• Supplied information:
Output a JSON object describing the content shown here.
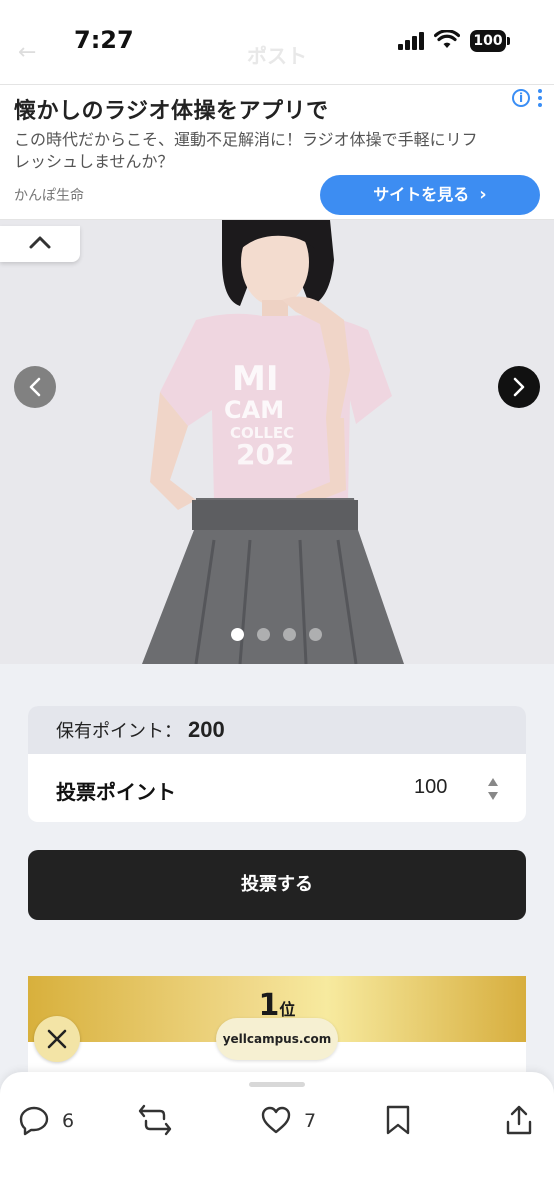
{
  "status_bar": {
    "time": "7:27",
    "battery": "100",
    "background_title": "ポスト"
  },
  "ad": {
    "title": "懐かしのラジオ体操をアプリで",
    "description": "この時代だからこそ、運動不足解消に！ラジオ体操で手軽にリフレッシュしませんか？",
    "source": "かんぽ生命",
    "cta_label": "サイトを見る",
    "info_label": "i"
  },
  "carousel": {
    "slide_count": 4,
    "active_index": 0
  },
  "points": {
    "held_label": "保有ポイント：",
    "held_value": "200",
    "vote_label": "投票ポイント",
    "vote_value": "100"
  },
  "vote_button": "投票する",
  "rank": {
    "number": "1",
    "suffix": "位"
  },
  "url_pill": "yellcampus.com",
  "actions": {
    "replies": "6",
    "likes": "7"
  },
  "colors": {
    "accent_blue": "#3d8df2",
    "gold": "#e0bb4c",
    "dark_button": "#222222"
  }
}
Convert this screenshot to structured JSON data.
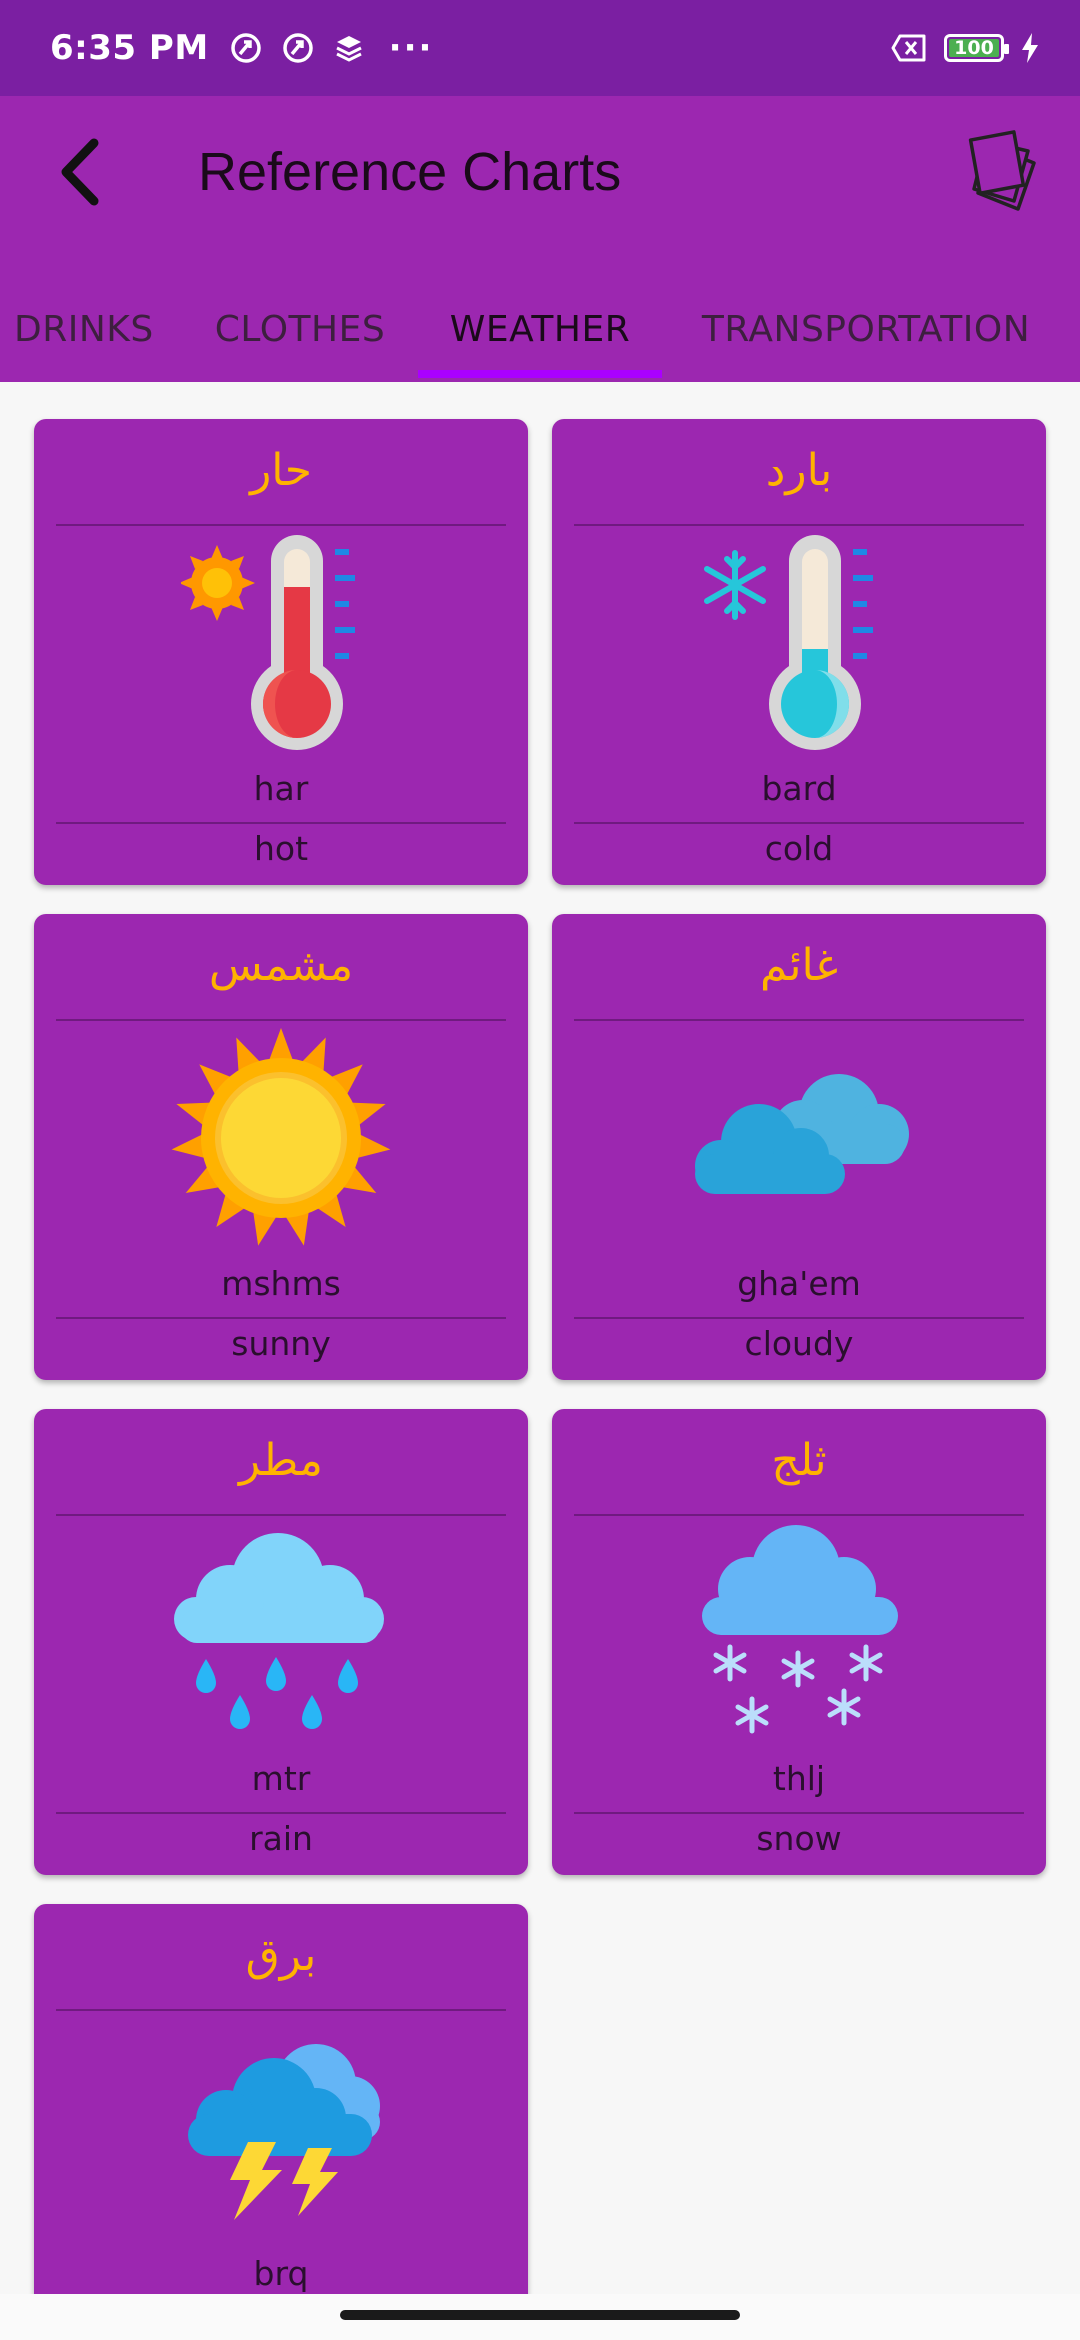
{
  "status_bar": {
    "time": "6:35 PM",
    "dots": "···",
    "battery": "100"
  },
  "app_bar": {
    "title": "Reference Charts"
  },
  "tabs": [
    {
      "label": "DRINKS"
    },
    {
      "label": "CLOTHES"
    },
    {
      "label": "WEATHER",
      "active": true
    },
    {
      "label": "TRANSPORTATION"
    }
  ],
  "cards": [
    {
      "arabic": "حار",
      "translit": "har",
      "english": "hot",
      "icon": "hot-thermometer-icon"
    },
    {
      "arabic": "بارد",
      "translit": "bard",
      "english": "cold",
      "icon": "cold-thermometer-icon"
    },
    {
      "arabic": "مشمس",
      "translit": "mshms",
      "english": "sunny",
      "icon": "sun-icon"
    },
    {
      "arabic": "غائم",
      "translit": "gha'em",
      "english": "cloudy",
      "icon": "clouds-icon"
    },
    {
      "arabic": "مطر",
      "translit": "mtr",
      "english": "rain",
      "icon": "rain-cloud-icon"
    },
    {
      "arabic": "ثلج",
      "translit": "thlj",
      "english": "snow",
      "icon": "snow-cloud-icon"
    },
    {
      "arabic": "برق",
      "translit": "brq",
      "english": "",
      "icon": "lightning-cloud-icon"
    }
  ],
  "colors": {
    "status_bar": "#7b1fa2",
    "primary": "#9c27b0",
    "accent": "#aa00ff",
    "arabic_text": "#ffb300",
    "background": "#f7f7f7"
  }
}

• Aim of the task:
Transcribe the material as is, with images omitted.

• Answer in full:
Output a JSON object describing the content shown here.
{
  "status_bar": {
    "time": "7:27",
    "battery": "100",
    "background_title": "ポスト"
  },
  "ad": {
    "title": "懐かしのラジオ体操をアプリで",
    "description": "この時代だからこそ、運動不足解消に！ラジオ体操で手軽にリフレッシュしませんか？",
    "source": "かんぽ生命",
    "cta_label": "サイトを見る",
    "info_label": "i"
  },
  "carousel": {
    "slide_count": 4,
    "active_index": 0
  },
  "points": {
    "held_label": "保有ポイント：",
    "held_value": "200",
    "vote_label": "投票ポイント",
    "vote_value": "100"
  },
  "vote_button": "投票する",
  "rank": {
    "number": "1",
    "suffix": "位"
  },
  "url_pill": "yellcampus.com",
  "actions": {
    "replies": "6",
    "likes": "7"
  },
  "colors": {
    "accent_blue": "#3d8df2",
    "gold": "#e0bb4c",
    "dark_button": "#222222"
  }
}
Convert this screenshot to structured JSON data.
{
  "status_bar": {
    "time": "6:35 PM",
    "dots": "···",
    "battery": "100"
  },
  "app_bar": {
    "title": "Reference Charts"
  },
  "tabs": [
    {
      "label": "DRINKS"
    },
    {
      "label": "CLOTHES"
    },
    {
      "label": "WEATHER",
      "active": true
    },
    {
      "label": "TRANSPORTATION"
    }
  ],
  "cards": [
    {
      "arabic": "حار",
      "translit": "har",
      "english": "hot",
      "icon": "hot-thermometer-icon"
    },
    {
      "arabic": "بارد",
      "translit": "bard",
      "english": "cold",
      "icon": "cold-thermometer-icon"
    },
    {
      "arabic": "مشمس",
      "translit": "mshms",
      "english": "sunny",
      "icon": "sun-icon"
    },
    {
      "arabic": "غائم",
      "translit": "gha'em",
      "english": "cloudy",
      "icon": "clouds-icon"
    },
    {
      "arabic": "مطر",
      "translit": "mtr",
      "english": "rain",
      "icon": "rain-cloud-icon"
    },
    {
      "arabic": "ثلج",
      "translit": "thlj",
      "english": "snow",
      "icon": "snow-cloud-icon"
    },
    {
      "arabic": "برق",
      "translit": "brq",
      "english": "",
      "icon": "lightning-cloud-icon"
    }
  ],
  "colors": {
    "status_bar": "#7b1fa2",
    "primary": "#9c27b0",
    "accent": "#aa00ff",
    "arabic_text": "#ffb300",
    "background": "#f7f7f7"
  }
}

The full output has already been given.